----- Extracted records -----

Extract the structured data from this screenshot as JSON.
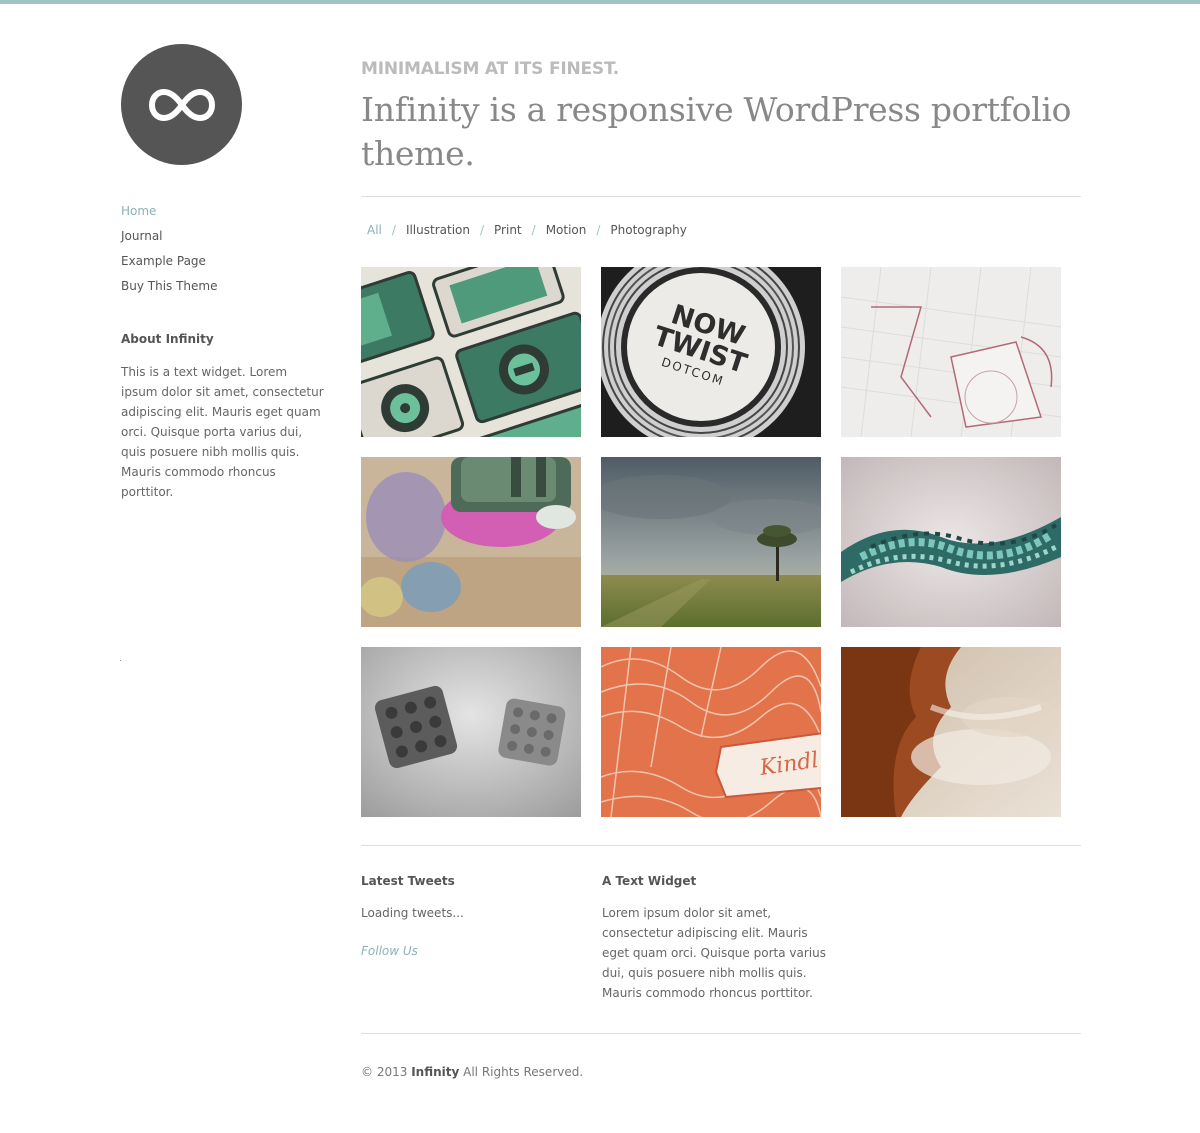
{
  "site": {
    "name": "Infinity",
    "tagline": "MINIMALISM AT ITS FINEST.",
    "headline": "Infinity is a responsive WordPress portfolio theme."
  },
  "logo": {
    "icon": "infinity-icon"
  },
  "nav": {
    "items": [
      {
        "label": "Home",
        "active": true
      },
      {
        "label": "Journal"
      },
      {
        "label": "Example Page"
      },
      {
        "label": "Buy This Theme"
      }
    ]
  },
  "about": {
    "title": "About Infinity",
    "text": "This is a text widget. Lorem ipsum dolor sit amet, consectetur adipiscing elit. Mauris eget quam orci. Quisque porta varius dui, quis posuere nibh mollis quis. Mauris commodo rhoncus porttitor."
  },
  "filters": {
    "separator": "/",
    "items": [
      "All",
      "Illustration",
      "Print",
      "Motion",
      "Photography"
    ]
  },
  "portfolio": {
    "items": [
      {
        "name": "retro-radio-illustration"
      },
      {
        "name": "now-twist-coaster",
        "text_lines": [
          "NOW",
          "TWIST",
          "DOTCOM"
        ]
      },
      {
        "name": "letterpress-grid-print"
      },
      {
        "name": "blurred-toy-motion"
      },
      {
        "name": "lone-tree-field-photo"
      },
      {
        "name": "twisted-mosaic-render"
      },
      {
        "name": "lego-dice-render"
      },
      {
        "name": "orange-engraving-print",
        "text": "Kindl"
      },
      {
        "name": "smoke-rock-photo"
      }
    ]
  },
  "tweets": {
    "title": "Latest Tweets",
    "status": "Loading tweets...",
    "follow": "Follow Us"
  },
  "text_widget": {
    "title": "A Text Widget",
    "text": "Lorem ipsum dolor sit amet, consectetur adipiscing elit. Mauris eget quam orci. Quisque porta varius dui, quis posuere nibh mollis quis. Mauris commodo rhoncus porttitor."
  },
  "footer": {
    "copyright": "© 2013",
    "brand": "Infinity",
    "rights": "All Rights Reserved."
  },
  "colors": {
    "accent": "#8ab2b6",
    "top_bar": "#9fc3c6",
    "logo_bg": "#555555"
  }
}
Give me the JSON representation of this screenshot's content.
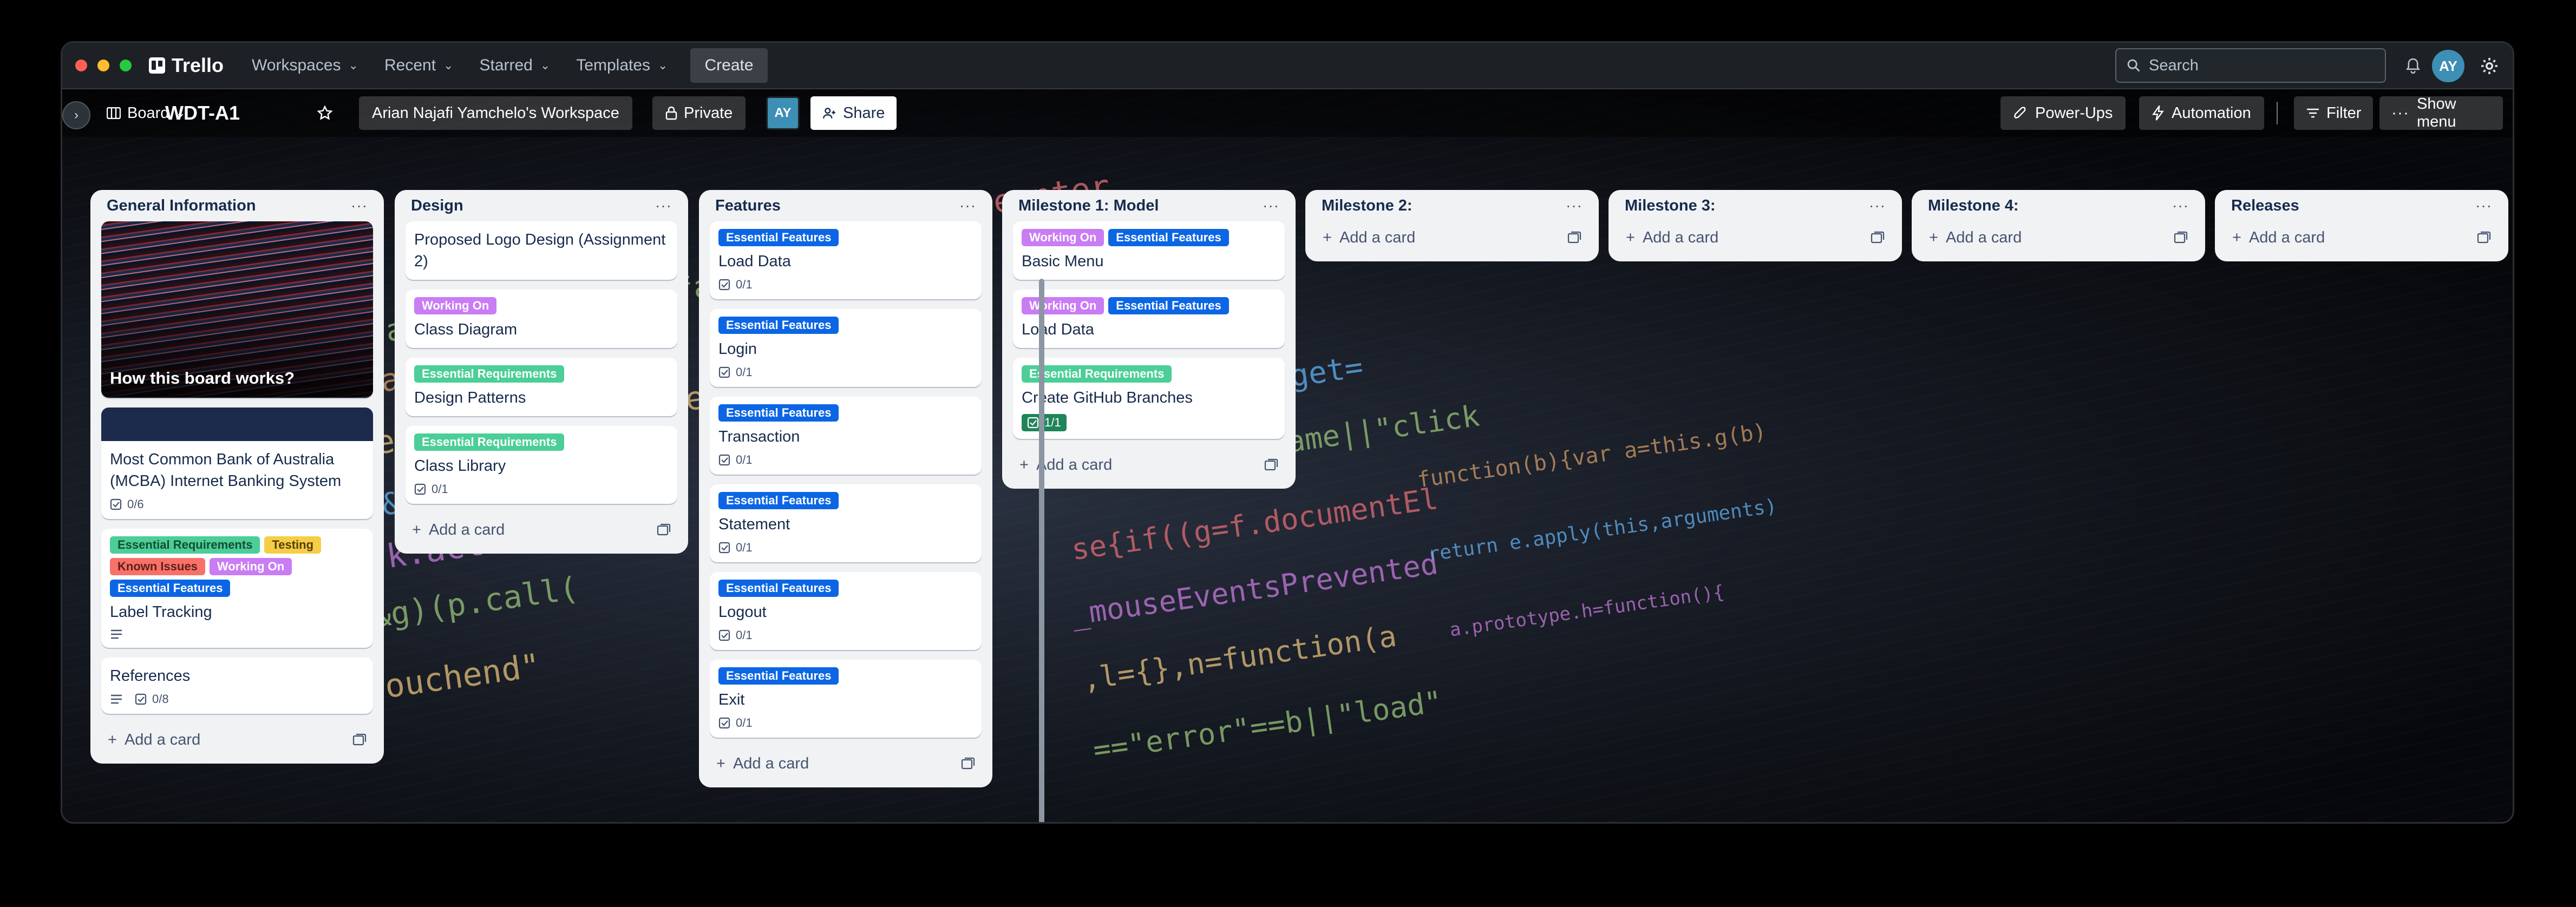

-----

# [Exercise aim]
Search the listing for the string "screenshot". Copy each line where it turns up.

# [Full response]
Extract the structured data from this screenshot as JSON.
Give me the JSON representation of this screenshot's content.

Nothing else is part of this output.